Extract each line holding the word "JSON" from the entries.

---*---

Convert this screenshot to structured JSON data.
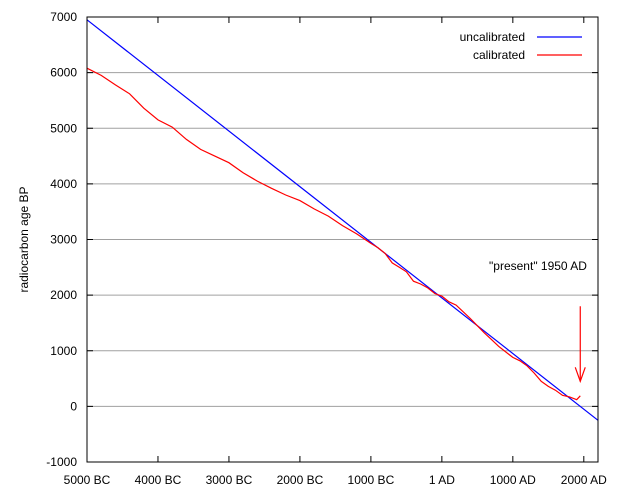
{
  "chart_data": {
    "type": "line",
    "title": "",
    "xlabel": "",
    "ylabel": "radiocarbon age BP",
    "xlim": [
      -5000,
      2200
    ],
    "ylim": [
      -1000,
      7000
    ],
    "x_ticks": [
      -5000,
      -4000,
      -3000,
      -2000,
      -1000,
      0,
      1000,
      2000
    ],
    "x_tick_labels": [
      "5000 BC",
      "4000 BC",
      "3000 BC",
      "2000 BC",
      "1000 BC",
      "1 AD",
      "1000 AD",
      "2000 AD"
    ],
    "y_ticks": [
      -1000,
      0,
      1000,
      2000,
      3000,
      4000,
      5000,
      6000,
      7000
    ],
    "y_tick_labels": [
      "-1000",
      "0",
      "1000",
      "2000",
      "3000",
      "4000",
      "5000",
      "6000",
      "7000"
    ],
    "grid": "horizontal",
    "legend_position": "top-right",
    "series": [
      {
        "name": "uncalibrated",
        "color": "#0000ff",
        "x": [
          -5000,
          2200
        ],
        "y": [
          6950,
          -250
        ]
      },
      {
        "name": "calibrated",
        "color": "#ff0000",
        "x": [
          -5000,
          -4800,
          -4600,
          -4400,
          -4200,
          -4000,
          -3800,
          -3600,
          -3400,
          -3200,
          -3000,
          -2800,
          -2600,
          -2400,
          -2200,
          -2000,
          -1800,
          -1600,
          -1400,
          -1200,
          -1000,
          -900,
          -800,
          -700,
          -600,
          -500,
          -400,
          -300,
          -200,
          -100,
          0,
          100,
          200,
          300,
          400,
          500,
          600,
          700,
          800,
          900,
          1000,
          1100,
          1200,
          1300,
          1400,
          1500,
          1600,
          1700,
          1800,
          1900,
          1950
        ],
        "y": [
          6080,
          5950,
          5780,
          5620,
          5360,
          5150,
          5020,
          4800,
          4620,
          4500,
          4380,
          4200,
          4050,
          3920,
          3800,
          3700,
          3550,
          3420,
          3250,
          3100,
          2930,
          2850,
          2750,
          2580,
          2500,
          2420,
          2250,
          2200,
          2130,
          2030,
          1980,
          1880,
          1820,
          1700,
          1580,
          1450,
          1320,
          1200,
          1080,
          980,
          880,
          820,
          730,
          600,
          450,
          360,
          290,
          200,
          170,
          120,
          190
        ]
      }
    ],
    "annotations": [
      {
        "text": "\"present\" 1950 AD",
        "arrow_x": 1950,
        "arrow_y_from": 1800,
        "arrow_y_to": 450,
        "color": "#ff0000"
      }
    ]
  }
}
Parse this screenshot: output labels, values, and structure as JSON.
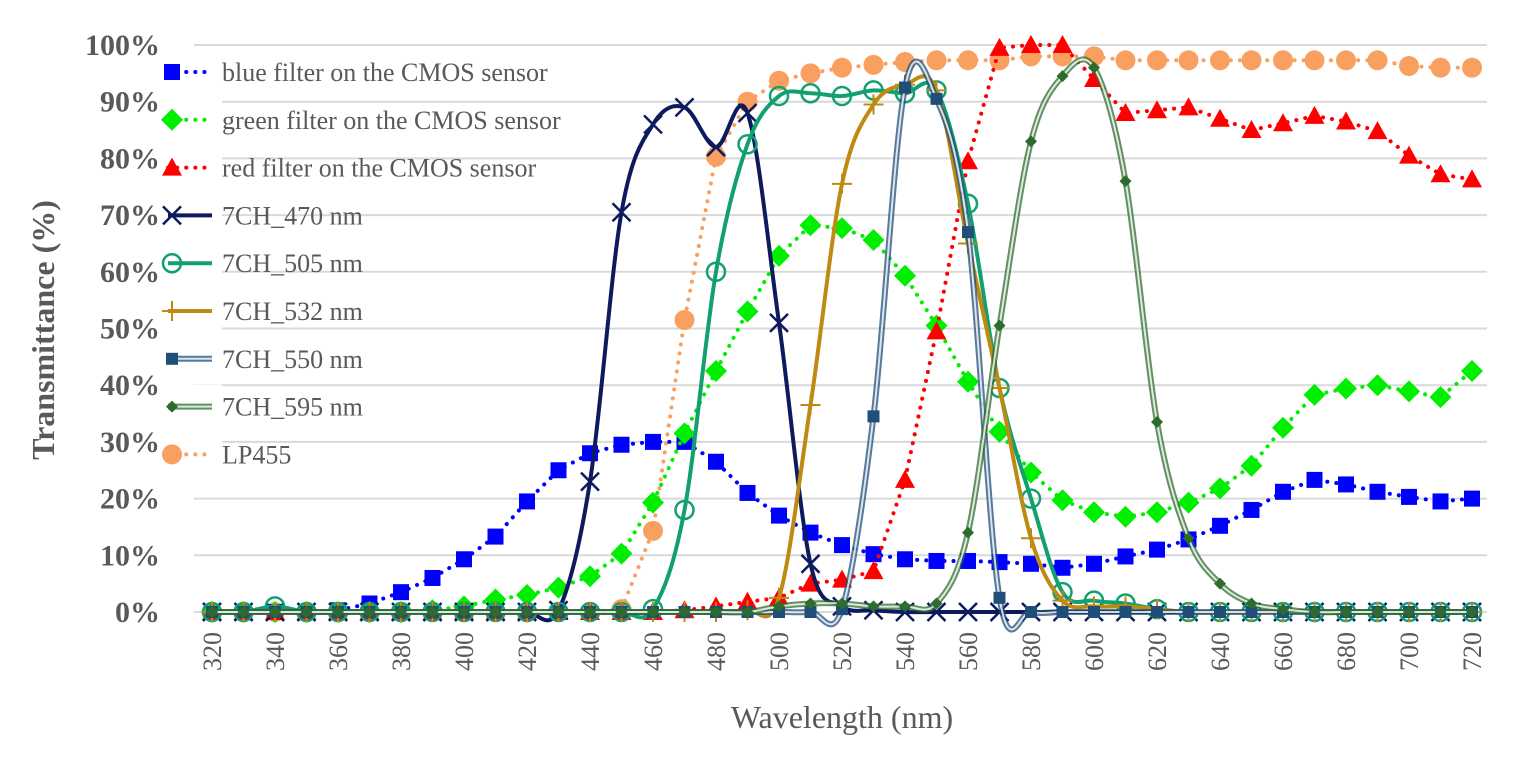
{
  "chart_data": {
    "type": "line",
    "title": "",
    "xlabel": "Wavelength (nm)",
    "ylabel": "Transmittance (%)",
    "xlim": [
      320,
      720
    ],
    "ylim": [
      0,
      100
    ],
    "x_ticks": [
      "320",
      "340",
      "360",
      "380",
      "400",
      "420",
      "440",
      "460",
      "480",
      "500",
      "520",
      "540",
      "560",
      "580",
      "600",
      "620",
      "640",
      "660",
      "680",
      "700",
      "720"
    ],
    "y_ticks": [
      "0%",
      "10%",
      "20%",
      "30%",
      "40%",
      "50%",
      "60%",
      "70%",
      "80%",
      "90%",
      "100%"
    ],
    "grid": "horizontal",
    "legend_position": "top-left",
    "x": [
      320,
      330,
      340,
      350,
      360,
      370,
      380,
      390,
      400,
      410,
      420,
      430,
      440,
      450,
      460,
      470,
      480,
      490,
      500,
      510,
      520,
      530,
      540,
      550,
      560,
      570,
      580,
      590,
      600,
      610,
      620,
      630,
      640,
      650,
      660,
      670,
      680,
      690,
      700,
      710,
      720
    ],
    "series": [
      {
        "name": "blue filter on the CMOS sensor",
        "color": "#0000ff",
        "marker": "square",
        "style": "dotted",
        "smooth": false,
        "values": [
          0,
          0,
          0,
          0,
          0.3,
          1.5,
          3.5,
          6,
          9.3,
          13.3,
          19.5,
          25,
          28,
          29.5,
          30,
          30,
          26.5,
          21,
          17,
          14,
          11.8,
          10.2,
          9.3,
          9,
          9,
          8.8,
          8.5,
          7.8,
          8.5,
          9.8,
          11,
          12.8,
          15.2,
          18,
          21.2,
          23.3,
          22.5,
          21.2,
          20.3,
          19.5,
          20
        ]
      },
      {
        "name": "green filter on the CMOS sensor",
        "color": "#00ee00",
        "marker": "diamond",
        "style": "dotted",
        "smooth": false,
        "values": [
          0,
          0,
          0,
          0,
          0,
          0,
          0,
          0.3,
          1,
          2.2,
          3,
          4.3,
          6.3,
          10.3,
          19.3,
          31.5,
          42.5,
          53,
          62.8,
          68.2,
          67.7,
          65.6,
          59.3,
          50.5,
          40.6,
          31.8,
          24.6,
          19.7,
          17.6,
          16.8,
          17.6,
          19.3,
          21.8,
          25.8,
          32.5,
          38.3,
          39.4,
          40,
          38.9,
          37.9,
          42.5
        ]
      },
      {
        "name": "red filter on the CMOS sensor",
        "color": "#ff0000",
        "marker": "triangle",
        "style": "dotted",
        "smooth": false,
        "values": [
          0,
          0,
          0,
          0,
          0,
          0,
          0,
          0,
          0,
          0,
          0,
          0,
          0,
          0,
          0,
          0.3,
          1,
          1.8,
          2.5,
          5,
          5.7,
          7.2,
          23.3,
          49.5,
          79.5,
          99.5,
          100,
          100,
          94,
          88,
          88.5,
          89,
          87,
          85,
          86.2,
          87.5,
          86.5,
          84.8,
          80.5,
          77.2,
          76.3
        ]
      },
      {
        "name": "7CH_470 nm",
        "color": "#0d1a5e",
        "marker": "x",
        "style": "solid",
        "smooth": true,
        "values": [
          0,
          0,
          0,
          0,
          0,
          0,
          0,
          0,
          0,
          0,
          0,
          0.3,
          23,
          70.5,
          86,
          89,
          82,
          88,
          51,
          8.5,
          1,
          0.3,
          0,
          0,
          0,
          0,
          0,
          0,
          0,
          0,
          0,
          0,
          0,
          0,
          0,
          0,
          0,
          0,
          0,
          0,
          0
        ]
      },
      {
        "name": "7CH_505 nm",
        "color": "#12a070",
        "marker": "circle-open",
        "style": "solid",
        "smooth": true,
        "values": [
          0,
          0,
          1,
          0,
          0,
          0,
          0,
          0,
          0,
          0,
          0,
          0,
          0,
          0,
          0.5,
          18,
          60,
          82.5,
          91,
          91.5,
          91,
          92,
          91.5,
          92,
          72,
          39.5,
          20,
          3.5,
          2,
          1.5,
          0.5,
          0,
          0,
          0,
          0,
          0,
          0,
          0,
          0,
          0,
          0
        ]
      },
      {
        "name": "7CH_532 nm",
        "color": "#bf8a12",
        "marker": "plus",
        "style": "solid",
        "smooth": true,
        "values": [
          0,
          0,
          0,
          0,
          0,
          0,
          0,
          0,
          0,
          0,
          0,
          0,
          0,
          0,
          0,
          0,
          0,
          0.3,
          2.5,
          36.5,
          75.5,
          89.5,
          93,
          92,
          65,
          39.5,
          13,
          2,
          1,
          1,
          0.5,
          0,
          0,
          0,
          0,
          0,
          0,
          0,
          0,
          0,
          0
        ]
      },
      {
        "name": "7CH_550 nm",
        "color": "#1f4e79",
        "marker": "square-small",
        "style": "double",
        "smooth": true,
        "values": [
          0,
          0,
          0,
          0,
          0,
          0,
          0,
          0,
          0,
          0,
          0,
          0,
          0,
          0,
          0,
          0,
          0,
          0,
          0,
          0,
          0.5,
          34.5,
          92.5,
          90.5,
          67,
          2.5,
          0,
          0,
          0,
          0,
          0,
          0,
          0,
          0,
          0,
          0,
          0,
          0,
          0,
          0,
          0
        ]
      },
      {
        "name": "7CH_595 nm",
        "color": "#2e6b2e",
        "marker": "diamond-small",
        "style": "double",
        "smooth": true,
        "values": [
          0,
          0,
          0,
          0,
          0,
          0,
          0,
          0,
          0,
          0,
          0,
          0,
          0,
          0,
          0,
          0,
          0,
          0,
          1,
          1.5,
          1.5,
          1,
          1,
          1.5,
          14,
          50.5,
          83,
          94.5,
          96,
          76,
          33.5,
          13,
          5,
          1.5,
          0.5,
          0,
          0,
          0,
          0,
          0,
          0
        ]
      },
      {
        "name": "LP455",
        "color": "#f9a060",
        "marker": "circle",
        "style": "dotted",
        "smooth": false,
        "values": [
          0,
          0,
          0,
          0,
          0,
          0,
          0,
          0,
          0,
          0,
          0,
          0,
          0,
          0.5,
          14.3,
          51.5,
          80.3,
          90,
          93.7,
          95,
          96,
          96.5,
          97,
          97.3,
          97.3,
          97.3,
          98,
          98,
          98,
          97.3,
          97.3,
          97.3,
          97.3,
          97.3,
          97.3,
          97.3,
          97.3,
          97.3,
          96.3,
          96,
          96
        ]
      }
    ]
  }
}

---*---

Finished answer:
Convert this screenshot to structured JSON data.
Parse this screenshot: output labels, values, and structure as JSON.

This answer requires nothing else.